• **Task goal**: Pick out every line holding the string "screenshot" and copy it.

Dataset rows about figures
★ ★ ★ ★ ★
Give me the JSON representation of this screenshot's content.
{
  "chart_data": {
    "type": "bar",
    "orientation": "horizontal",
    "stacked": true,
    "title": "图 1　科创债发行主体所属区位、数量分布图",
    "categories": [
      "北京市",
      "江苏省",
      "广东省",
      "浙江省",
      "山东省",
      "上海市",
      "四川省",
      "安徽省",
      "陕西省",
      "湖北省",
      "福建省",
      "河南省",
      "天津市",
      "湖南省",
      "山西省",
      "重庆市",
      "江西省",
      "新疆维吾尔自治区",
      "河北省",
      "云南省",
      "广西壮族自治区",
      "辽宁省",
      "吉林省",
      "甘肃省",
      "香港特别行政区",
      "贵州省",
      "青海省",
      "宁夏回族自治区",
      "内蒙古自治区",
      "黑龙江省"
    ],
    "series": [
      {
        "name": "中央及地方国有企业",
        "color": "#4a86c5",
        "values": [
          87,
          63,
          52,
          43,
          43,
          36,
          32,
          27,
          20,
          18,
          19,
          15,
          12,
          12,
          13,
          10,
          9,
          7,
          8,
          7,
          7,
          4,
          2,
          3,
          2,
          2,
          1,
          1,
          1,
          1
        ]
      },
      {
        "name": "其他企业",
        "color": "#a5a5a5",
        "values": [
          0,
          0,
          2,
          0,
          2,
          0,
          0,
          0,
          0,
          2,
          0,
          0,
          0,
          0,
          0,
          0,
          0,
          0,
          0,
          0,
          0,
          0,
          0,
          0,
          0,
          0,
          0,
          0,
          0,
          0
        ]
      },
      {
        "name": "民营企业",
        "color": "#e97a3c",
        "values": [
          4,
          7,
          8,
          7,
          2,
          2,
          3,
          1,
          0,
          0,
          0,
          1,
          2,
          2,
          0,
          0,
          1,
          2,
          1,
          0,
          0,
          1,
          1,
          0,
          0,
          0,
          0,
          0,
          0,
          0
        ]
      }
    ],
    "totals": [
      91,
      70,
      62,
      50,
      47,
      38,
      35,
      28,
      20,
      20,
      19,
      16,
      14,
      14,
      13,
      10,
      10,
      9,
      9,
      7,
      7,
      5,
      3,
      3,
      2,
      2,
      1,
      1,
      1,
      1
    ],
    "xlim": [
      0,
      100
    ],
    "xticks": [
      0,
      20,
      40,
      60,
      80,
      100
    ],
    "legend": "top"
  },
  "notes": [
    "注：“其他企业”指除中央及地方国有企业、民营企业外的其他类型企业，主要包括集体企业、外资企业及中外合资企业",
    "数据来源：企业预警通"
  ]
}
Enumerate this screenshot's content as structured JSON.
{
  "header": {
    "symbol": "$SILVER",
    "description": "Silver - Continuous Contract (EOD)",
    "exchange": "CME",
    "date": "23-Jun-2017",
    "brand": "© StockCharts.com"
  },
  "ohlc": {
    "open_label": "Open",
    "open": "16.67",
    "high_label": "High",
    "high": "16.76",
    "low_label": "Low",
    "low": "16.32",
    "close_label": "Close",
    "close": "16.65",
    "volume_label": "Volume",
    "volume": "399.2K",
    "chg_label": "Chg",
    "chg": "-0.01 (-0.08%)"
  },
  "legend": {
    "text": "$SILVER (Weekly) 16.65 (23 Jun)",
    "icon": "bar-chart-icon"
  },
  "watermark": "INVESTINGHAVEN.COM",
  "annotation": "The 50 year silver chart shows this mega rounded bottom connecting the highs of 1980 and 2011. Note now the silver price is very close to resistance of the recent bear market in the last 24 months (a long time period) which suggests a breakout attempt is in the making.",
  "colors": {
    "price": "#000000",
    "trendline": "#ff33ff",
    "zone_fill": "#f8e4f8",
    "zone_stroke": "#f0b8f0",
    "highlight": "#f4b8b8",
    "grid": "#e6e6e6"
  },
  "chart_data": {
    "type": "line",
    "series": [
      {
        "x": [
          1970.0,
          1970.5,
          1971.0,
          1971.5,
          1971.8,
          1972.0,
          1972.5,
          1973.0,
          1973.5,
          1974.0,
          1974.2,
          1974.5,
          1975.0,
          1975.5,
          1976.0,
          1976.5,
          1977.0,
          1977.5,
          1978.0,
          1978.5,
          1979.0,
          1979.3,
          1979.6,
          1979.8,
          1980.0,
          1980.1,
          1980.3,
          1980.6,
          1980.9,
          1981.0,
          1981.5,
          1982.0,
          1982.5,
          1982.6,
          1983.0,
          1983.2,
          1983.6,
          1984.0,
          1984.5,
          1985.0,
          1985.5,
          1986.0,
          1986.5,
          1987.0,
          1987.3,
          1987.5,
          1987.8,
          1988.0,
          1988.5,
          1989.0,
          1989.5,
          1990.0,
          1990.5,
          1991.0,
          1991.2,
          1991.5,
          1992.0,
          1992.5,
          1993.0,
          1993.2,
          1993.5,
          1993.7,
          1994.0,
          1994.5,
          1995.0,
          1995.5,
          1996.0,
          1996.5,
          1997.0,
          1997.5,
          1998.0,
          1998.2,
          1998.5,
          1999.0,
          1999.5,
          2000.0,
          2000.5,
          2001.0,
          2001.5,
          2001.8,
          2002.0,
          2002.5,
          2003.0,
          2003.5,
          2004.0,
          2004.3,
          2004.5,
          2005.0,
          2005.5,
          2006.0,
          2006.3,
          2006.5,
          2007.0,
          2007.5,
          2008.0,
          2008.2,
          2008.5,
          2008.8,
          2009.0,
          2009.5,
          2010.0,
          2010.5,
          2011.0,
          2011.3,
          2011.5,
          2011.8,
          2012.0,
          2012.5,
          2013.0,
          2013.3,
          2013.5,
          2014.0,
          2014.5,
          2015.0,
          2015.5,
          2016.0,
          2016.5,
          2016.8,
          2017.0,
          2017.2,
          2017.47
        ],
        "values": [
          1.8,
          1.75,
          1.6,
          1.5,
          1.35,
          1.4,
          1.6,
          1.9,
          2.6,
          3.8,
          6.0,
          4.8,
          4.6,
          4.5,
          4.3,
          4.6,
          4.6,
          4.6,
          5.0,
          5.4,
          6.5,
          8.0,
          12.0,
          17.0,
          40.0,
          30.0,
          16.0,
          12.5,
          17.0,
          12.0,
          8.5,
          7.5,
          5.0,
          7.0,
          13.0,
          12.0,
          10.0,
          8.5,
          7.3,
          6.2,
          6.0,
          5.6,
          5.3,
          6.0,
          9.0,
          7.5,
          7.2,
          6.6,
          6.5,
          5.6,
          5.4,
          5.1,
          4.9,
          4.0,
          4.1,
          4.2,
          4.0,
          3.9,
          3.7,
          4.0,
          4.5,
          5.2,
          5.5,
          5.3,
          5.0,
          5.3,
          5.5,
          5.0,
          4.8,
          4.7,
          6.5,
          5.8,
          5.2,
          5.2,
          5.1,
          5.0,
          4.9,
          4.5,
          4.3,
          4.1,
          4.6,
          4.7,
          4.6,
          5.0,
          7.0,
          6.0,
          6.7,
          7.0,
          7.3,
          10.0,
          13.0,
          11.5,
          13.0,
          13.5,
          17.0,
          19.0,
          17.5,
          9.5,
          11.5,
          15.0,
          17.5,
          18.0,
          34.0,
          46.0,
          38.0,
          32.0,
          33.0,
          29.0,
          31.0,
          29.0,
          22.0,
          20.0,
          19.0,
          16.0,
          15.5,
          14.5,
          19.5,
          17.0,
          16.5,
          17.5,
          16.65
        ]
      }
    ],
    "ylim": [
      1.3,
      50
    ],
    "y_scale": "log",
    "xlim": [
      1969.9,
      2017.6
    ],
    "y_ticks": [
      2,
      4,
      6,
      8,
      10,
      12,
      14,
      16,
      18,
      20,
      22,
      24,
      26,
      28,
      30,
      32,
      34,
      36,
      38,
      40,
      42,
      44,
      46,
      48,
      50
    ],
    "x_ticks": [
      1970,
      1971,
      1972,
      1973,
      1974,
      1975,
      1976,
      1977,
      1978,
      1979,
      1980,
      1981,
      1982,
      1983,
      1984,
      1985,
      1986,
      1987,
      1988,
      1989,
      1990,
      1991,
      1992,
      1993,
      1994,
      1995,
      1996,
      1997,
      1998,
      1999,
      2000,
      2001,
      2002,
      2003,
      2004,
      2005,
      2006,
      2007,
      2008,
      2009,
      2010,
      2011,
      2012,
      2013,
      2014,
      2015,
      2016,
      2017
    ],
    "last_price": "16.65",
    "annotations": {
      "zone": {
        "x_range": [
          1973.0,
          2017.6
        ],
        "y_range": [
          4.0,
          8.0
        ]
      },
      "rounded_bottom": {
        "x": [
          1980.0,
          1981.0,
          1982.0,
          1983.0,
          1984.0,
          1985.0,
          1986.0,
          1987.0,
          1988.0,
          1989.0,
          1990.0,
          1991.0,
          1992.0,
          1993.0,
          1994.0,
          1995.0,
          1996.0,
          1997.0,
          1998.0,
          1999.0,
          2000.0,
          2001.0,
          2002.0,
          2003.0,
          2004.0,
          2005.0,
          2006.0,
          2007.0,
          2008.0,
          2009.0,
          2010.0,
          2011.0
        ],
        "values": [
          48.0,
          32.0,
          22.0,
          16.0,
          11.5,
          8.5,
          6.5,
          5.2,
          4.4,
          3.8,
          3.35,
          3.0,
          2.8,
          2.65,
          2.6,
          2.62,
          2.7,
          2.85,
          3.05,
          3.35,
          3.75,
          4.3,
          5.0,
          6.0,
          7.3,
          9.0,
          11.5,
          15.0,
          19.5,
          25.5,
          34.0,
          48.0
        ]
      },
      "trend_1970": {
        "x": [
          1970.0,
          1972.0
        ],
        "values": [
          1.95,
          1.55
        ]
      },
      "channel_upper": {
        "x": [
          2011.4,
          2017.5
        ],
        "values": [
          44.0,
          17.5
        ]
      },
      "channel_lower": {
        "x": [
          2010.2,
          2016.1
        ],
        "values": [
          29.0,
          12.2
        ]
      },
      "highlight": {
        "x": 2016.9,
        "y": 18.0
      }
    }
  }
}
★ ★ ★ ★ ★
• **Exercise answer**:
Give me the JSON representation of this screenshot's content.
Enumerate this screenshot's content as structured JSON.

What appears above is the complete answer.